What is expected
Search the data below for "Soszyński"; list each line that holds it.

Stored rows
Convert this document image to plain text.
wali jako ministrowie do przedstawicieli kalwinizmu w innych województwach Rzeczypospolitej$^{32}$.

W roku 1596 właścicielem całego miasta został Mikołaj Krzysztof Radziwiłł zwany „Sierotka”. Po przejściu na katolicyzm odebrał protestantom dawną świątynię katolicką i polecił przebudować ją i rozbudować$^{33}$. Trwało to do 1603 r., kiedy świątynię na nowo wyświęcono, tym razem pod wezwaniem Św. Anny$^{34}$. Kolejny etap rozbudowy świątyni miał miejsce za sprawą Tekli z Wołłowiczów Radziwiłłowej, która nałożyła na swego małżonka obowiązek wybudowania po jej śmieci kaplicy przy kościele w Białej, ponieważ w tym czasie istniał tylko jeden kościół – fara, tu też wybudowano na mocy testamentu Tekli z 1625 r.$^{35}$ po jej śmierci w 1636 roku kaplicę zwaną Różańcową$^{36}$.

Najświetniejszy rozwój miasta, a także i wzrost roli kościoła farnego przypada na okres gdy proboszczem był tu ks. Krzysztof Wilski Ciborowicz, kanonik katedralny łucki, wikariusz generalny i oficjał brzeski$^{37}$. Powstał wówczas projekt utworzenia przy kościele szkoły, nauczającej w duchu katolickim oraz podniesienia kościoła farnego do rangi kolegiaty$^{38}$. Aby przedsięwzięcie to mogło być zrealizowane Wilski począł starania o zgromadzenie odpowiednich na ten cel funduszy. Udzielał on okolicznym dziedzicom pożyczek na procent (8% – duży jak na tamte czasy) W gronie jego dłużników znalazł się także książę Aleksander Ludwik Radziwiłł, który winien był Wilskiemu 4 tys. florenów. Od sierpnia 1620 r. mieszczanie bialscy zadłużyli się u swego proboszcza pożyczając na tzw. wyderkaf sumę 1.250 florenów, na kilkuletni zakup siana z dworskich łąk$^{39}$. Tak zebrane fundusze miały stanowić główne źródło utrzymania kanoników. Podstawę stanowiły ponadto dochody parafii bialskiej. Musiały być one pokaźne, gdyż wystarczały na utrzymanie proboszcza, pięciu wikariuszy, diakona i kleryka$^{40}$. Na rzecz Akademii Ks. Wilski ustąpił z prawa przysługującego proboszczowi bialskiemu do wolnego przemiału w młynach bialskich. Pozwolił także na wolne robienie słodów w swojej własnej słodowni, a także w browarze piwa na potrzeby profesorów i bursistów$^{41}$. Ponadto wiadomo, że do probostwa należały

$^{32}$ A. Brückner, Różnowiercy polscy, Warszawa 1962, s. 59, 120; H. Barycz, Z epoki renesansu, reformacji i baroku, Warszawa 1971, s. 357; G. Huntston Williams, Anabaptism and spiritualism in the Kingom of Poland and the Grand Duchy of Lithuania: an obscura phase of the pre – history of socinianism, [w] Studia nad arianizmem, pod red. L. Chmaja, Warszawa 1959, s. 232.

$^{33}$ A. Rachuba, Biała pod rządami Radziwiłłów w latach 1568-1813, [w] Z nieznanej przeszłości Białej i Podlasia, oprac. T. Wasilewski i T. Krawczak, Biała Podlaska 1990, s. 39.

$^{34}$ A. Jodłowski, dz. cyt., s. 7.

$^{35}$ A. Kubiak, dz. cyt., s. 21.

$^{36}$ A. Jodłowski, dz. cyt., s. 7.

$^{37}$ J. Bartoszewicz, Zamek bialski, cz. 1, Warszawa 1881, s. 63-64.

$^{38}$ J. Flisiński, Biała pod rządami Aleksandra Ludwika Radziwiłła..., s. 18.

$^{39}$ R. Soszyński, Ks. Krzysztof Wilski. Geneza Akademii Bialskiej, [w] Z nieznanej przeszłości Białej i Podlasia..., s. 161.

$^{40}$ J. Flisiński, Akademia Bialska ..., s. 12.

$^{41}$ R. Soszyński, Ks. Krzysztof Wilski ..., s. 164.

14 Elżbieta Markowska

Reply
$^{39}$ R. Soszyński, Ks. Krzysztof Wilski. Geneza Akademii Bialskiej, [w] Z nieznanej przeszłości Białej i Podlasia..., s. 161.
$^{41}$ R. Soszyński, Ks. Krzysztof Wilski ..., s. 164.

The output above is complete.